▸ REQUIREMENT:
Quote all of the data below exactly, please.

▸ MATERIAL PROVIDED:
=-=-=
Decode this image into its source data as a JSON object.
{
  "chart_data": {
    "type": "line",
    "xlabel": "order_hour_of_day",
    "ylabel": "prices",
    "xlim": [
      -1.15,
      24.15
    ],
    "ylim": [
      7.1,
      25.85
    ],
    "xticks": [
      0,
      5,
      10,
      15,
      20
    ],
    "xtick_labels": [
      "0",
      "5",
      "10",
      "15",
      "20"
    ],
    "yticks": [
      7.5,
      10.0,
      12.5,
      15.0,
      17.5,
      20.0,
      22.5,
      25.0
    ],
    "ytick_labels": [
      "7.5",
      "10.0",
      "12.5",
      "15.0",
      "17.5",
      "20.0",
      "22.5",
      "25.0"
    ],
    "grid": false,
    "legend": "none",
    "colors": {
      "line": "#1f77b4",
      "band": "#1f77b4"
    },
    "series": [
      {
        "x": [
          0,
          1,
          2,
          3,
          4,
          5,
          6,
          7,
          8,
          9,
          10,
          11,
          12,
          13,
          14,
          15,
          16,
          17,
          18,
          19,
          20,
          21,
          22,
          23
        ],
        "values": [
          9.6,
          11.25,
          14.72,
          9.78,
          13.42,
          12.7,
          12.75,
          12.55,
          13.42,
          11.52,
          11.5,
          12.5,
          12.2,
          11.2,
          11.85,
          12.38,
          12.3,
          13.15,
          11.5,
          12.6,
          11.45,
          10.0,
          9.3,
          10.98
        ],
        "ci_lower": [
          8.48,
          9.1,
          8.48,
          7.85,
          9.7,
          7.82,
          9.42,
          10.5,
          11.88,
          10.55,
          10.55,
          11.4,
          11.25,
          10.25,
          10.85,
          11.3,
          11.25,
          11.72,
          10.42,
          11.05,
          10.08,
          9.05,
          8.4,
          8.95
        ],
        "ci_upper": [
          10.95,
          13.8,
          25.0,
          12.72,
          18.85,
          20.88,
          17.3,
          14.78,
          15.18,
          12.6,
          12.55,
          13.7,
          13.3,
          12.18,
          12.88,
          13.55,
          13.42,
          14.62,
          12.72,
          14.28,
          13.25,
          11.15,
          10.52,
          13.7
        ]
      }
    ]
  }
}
=-=-=
▸ WRITTEN SOLUTION:
Decode this image into its source data as a JSON object.
{
  "chart_data": {
    "type": "line",
    "xlabel": "order_hour_of_day",
    "ylabel": "prices",
    "xlim": [
      -1.15,
      24.15
    ],
    "ylim": [
      7.1,
      25.85
    ],
    "xticks": [
      0,
      5,
      10,
      15,
      20
    ],
    "xtick_labels": [
      "0",
      "5",
      "10",
      "15",
      "20"
    ],
    "yticks": [
      7.5,
      10.0,
      12.5,
      15.0,
      17.5,
      20.0,
      22.5,
      25.0
    ],
    "ytick_labels": [
      "7.5",
      "10.0",
      "12.5",
      "15.0",
      "17.5",
      "20.0",
      "22.5",
      "25.0"
    ],
    "grid": false,
    "legend": "none",
    "colors": {
      "line": "#1f77b4",
      "band": "#1f77b4"
    },
    "series": [
      {
        "x": [
          0,
          1,
          2,
          3,
          4,
          5,
          6,
          7,
          8,
          9,
          10,
          11,
          12,
          13,
          14,
          15,
          16,
          17,
          18,
          19,
          20,
          21,
          22,
          23
        ],
        "values": [
          9.6,
          11.25,
          14.72,
          9.78,
          13.42,
          12.7,
          12.75,
          12.55,
          13.42,
          11.52,
          11.5,
          12.5,
          12.2,
          11.2,
          11.85,
          12.38,
          12.3,
          13.15,
          11.5,
          12.6,
          11.45,
          10.0,
          9.3,
          10.98
        ],
        "ci_lower": [
          8.48,
          9.1,
          8.48,
          7.85,
          9.7,
          7.82,
          9.42,
          10.5,
          11.88,
          10.55,
          10.55,
          11.4,
          11.25,
          10.25,
          10.85,
          11.3,
          11.25,
          11.72,
          10.42,
          11.05,
          10.08,
          9.05,
          8.4,
          8.95
        ],
        "ci_upper": [
          10.95,
          13.8,
          25.0,
          12.72,
          18.85,
          20.88,
          17.3,
          14.78,
          15.18,
          12.6,
          12.55,
          13.7,
          13.3,
          12.18,
          12.88,
          13.55,
          13.42,
          14.62,
          12.72,
          14.28,
          13.25,
          11.15,
          10.52,
          13.7
        ]
      }
    ]
  }
}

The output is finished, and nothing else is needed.